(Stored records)
* * * * * * * * *

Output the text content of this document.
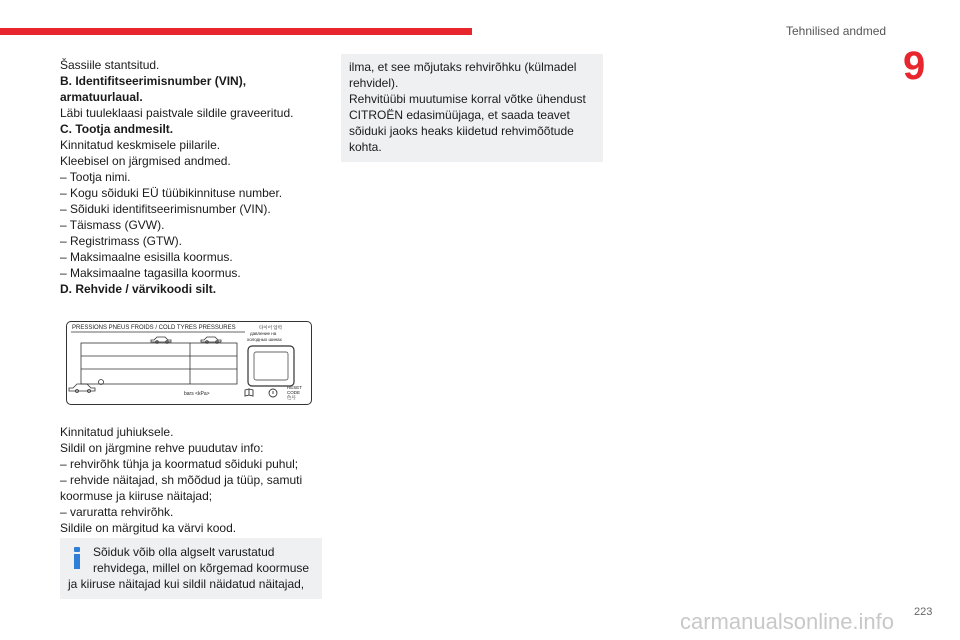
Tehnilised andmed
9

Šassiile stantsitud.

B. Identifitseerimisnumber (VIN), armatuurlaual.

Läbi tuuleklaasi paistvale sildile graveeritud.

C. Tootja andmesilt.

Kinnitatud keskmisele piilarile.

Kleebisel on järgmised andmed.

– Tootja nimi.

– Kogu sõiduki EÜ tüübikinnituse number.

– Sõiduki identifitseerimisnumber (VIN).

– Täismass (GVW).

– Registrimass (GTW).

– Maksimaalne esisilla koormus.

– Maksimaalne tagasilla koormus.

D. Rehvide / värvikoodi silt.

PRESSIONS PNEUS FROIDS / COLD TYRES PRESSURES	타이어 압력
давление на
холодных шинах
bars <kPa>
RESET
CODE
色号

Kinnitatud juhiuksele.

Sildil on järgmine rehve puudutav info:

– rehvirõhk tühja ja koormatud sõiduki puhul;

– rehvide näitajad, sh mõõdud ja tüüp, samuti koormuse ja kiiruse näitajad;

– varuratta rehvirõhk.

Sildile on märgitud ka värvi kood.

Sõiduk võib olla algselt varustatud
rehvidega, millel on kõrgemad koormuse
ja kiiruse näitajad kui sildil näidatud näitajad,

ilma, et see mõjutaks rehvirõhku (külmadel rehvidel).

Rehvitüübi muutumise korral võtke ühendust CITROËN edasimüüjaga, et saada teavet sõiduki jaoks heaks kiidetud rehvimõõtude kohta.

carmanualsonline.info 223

* * * * * * * * *

■ Problem to solve
Within the records above, how many lines include the word "koormuse"? State the number by itself.

■ Complete answer
2